[Extracted records]
----------
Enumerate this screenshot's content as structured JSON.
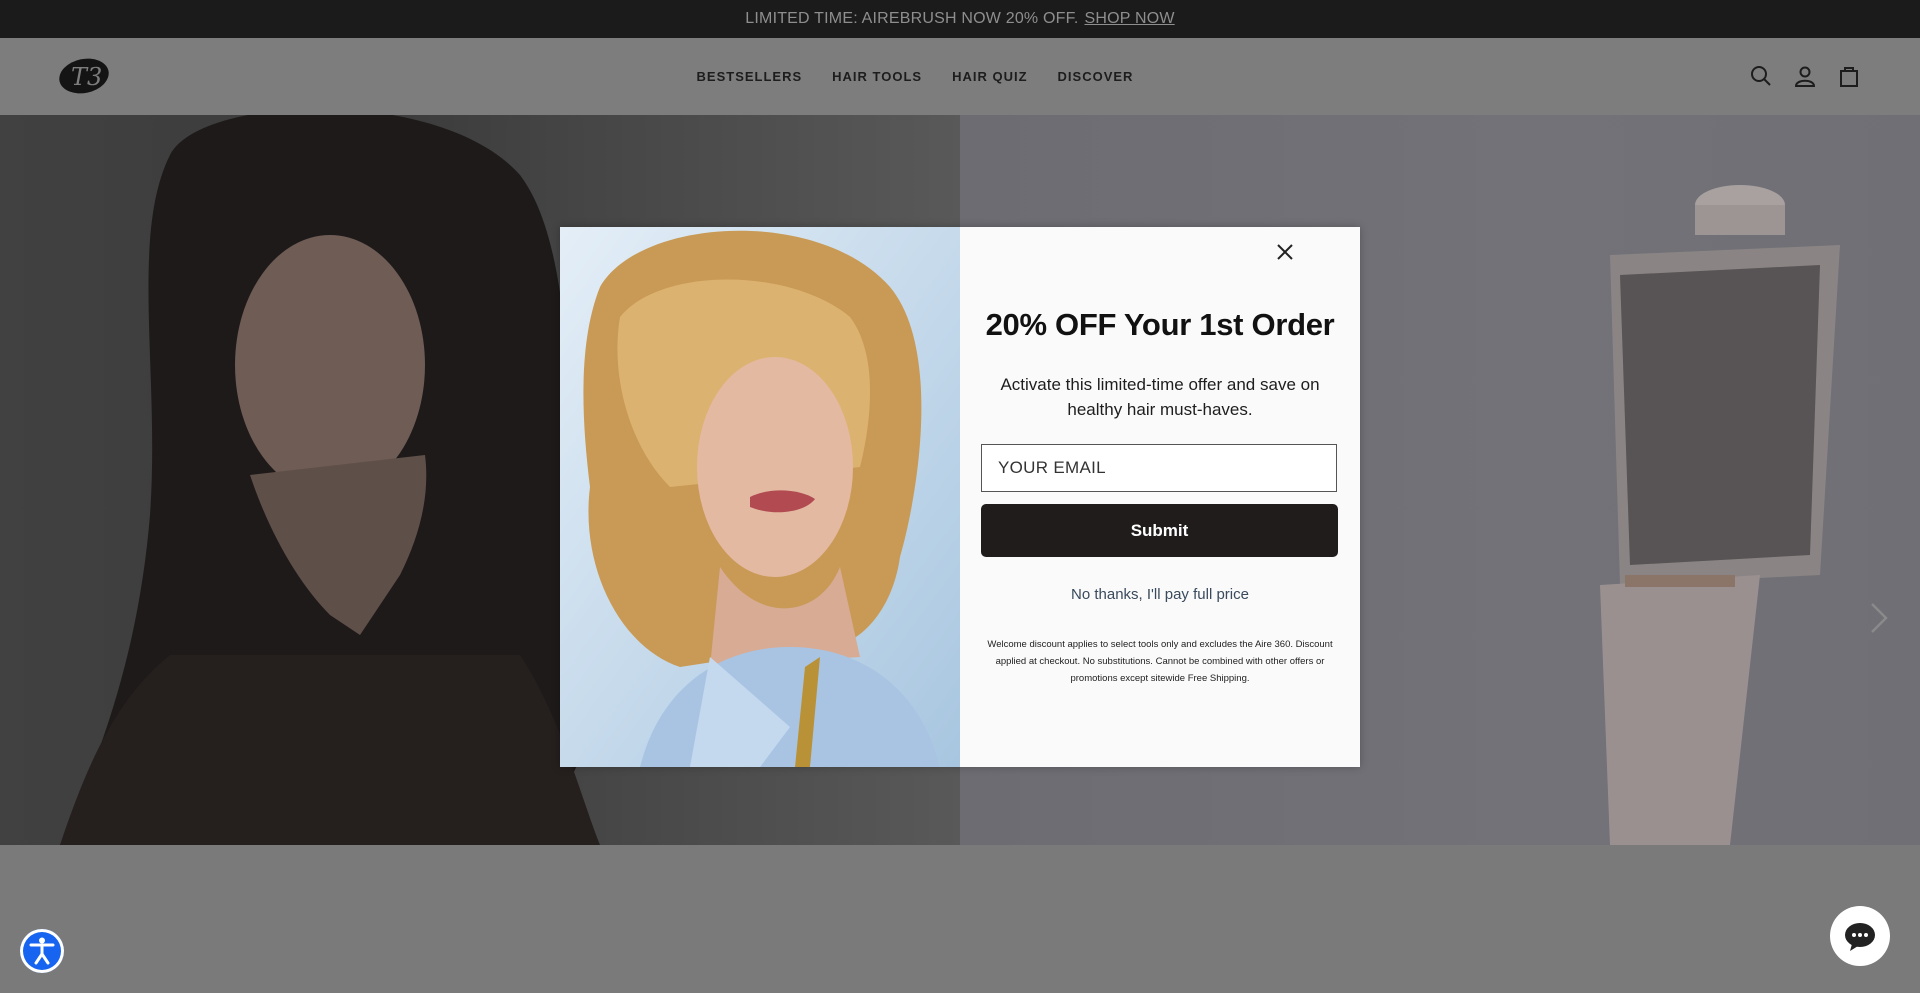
{
  "announcement": {
    "text": "LIMITED TIME: AIREBRUSH NOW 20% OFF.",
    "link": "SHOP NOW"
  },
  "header": {
    "logo_text": "T3",
    "nav": [
      "BESTSELLERS",
      "HAIR TOOLS",
      "HAIR QUIZ",
      "DISCOVER"
    ],
    "icons": [
      "search-icon",
      "account-icon",
      "cart-icon"
    ]
  },
  "modal": {
    "headline": "20% OFF Your 1st Order",
    "subtext": "Activate this limited-time offer and save on healthy hair must-haves.",
    "email_placeholder": "YOUR EMAIL",
    "submit_label": "Submit",
    "decline_label": "No thanks, I'll pay full price",
    "fine_print": "Welcome discount applies to select tools only and excludes the Aire 360. Discount applied at checkout. No substitutions. Cannot be combined with other offers or promotions except sitewide Free Shipping."
  },
  "colors": {
    "announcement_bg": "#1b1b1b",
    "submit_bg": "#201c1c",
    "accessibility_blue": "#1664f0"
  }
}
----------
- _TASK GOAL_
Your copy should repeat each entry above exactly but contain no pictures.

- _SOLUTION_
Enumerate this screenshot's content as structured JSON.
{
  "announcement": {
    "text": "LIMITED TIME: AIREBRUSH NOW 20% OFF.",
    "link": "SHOP NOW"
  },
  "header": {
    "logo_text": "T3",
    "nav": [
      "BESTSELLERS",
      "HAIR TOOLS",
      "HAIR QUIZ",
      "DISCOVER"
    ],
    "icons": [
      "search-icon",
      "account-icon",
      "cart-icon"
    ]
  },
  "modal": {
    "headline": "20% OFF Your 1st Order",
    "subtext": "Activate this limited-time offer and save on healthy hair must-haves.",
    "email_placeholder": "YOUR EMAIL",
    "submit_label": "Submit",
    "decline_label": "No thanks, I'll pay full price",
    "fine_print": "Welcome discount applies to select tools only and excludes the Aire 360. Discount applied at checkout. No substitutions. Cannot be combined with other offers or promotions except sitewide Free Shipping."
  },
  "colors": {
    "announcement_bg": "#1b1b1b",
    "submit_bg": "#201c1c",
    "accessibility_blue": "#1664f0"
  }
}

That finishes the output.